EXTRACTED INFORMATION:

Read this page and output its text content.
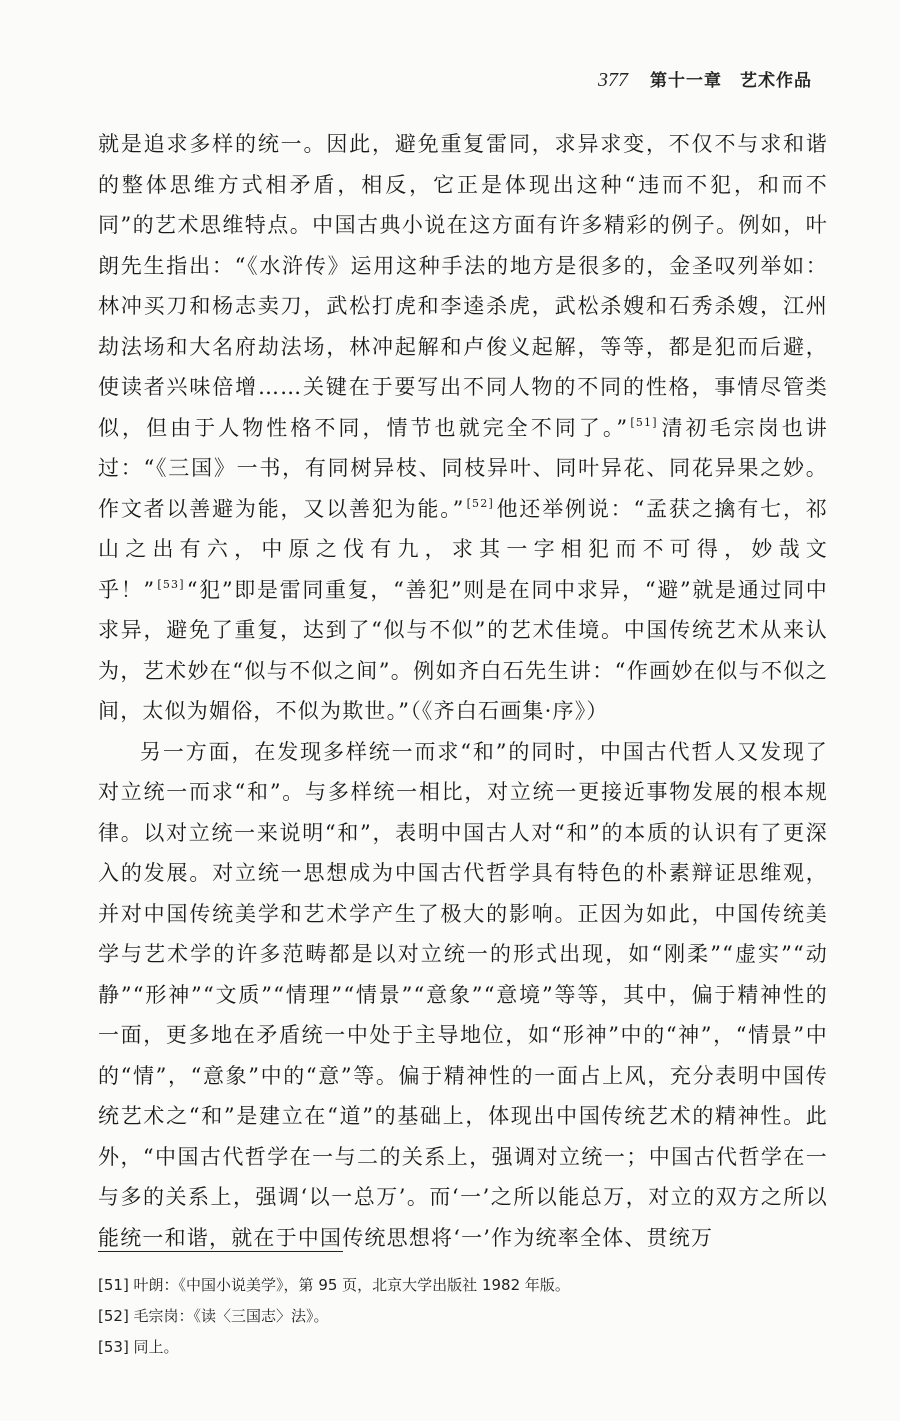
377 第十一章　艺术作品

就是追求多样的统一。因此，避免重复雷同，求异求变，不仅不与求和谐的整体思维方式相矛盾，相反，它正是体现出这种“违而不犯，和而不同”的艺术思维特点。中国古典小说在这方面有许多精彩的例子。例如，叶朗先生指出：“《水浒传》运用这种手法的地方是很多的，金圣叹列举如：林冲买刀和杨志卖刀，武松打虎和李逵杀虎，武松杀嫂和石秀杀嫂，江州劫法场和大名府劫法场，林冲起解和卢俊义起解，等等，都是犯而后避，使读者兴味倍增……关键在于要写出不同人物的不同的性格，事情尽管类似，但由于人物性格不同，情节也就完全不同了。” [51]清初毛宗岗也讲过：“《三国》一书，有同树异枝、同枝异叶、同叶异花、同花异果之妙。作文者以善避为能，又以善犯为能。” [52]他还举例说：“孟获之擒有七，祁山之出有六，中原之伐有九，求其一字相犯而不可得，妙哉文乎！” [53]“犯”即是雷同重复，“善犯”则是在同中求异，“避”就是通过同中求异，避免了重复，达到了“似与不似”的艺术佳境。中国传统艺术从来认为，艺术妙在“似与不似之间”。例如齐白石先生讲：“作画妙在似与不似之间，太似为媚俗，不似为欺世。”（《齐白石画集·序》）

另一方面，在发现多样统一而求“和”的同时，中国古代哲人又发现了对立统一而求“和”。与多样统一相比，对立统一更接近事物发展的根本规律。以对立统一来说明“和”，表明中国古人对“和”的本质的认识有了更深入的发展。对立统一思想成为中国古代哲学具有特色的朴素辩证思维观，并对中国传统美学和艺术学产生了极大的影响。正因为如此，中国传统美学与艺术学的许多范畴都是以对立统一的形式出现，如“刚柔”“虚实”“动静”“形神”“文质”“情理”“情景”“意象”“意境”等等，其中，偏于精神性的一面，更多地在矛盾统一中处于主导地位，如“形神”中的“神”，“情景”中的“情”，“意象”中的“意”等。偏于精神性的一面占上风，充分表明中国传统艺术之“和”是建立在“道”的基础上，体现出中国传统艺术的精神性。此外，“中国古代哲学在一与二的关系上，强调对立统一；中国古代哲学在一与多的关系上，强调‘以一总万’。而‘一’之所以能总万，对立的双方之所以能统一和谐，就在于中国传统思想将‘一’作为统率全体、贯统万

[51] 叶朗：《中国小说美学》，第 95 页，北京大学出版社 1982 年版。
[52] 毛宗岗：《读〈三国志〉法》。
[53] 同上。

EXERCISE: Without the pictures, print the whole listing exactly as given.

WRITTEN RESPONSE:
Read this page and output its text content.
377 第十一章　艺术作品

就是追求多样的统一。因此，避免重复雷同，求异求变，不仅不与求和谐的整体思维方式相矛盾，相反，它正是体现出这种“违而不犯，和而不同”的艺术思维特点。中国古典小说在这方面有许多精彩的例子。例如，叶朗先生指出：“《水浒传》运用这种手法的地方是很多的，金圣叹列举如：林冲买刀和杨志卖刀，武松打虎和李逵杀虎，武松杀嫂和石秀杀嫂，江州劫法场和大名府劫法场，林冲起解和卢俊义起解，等等，都是犯而后避，使读者兴味倍增……关键在于要写出不同人物的不同的性格，事情尽管类似，但由于人物性格不同，情节也就完全不同了。” [51]清初毛宗岗也讲过：“《三国》一书，有同树异枝、同枝异叶、同叶异花、同花异果之妙。作文者以善避为能，又以善犯为能。” [52]他还举例说：“孟获之擒有七，祁山之出有六，中原之伐有九，求其一字相犯而不可得，妙哉文乎！” [53]“犯”即是雷同重复，“善犯”则是在同中求异，“避”就是通过同中求异，避免了重复，达到了“似与不似”的艺术佳境。中国传统艺术从来认为，艺术妙在“似与不似之间”。例如齐白石先生讲：“作画妙在似与不似之间，太似为媚俗，不似为欺世。”（《齐白石画集·序》）

另一方面，在发现多样统一而求“和”的同时，中国古代哲人又发现了对立统一而求“和”。与多样统一相比，对立统一更接近事物发展的根本规律。以对立统一来说明“和”，表明中国古人对“和”的本质的认识有了更深入的发展。对立统一思想成为中国古代哲学具有特色的朴素辩证思维观，并对中国传统美学和艺术学产生了极大的影响。正因为如此，中国传统美学与艺术学的许多范畴都是以对立统一的形式出现，如“刚柔”“虚实”“动静”“形神”“文质”“情理”“情景”“意象”“意境”等等，其中，偏于精神性的一面，更多地在矛盾统一中处于主导地位，如“形神”中的“神”，“情景”中的“情”，“意象”中的“意”等。偏于精神性的一面占上风，充分表明中国传统艺术之“和”是建立在“道”的基础上，体现出中国传统艺术的精神性。此外，“中国古代哲学在一与二的关系上，强调对立统一；中国古代哲学在一与多的关系上，强调‘以一总万’。而‘一’之所以能总万，对立的双方之所以能统一和谐，就在于中国传统思想将‘一’作为统率全体、贯统万

[51] 叶朗：《中国小说美学》，第 95 页，北京大学出版社 1982 年版。
[52] 毛宗岗：《读〈三国志〉法》。
[53] 同上。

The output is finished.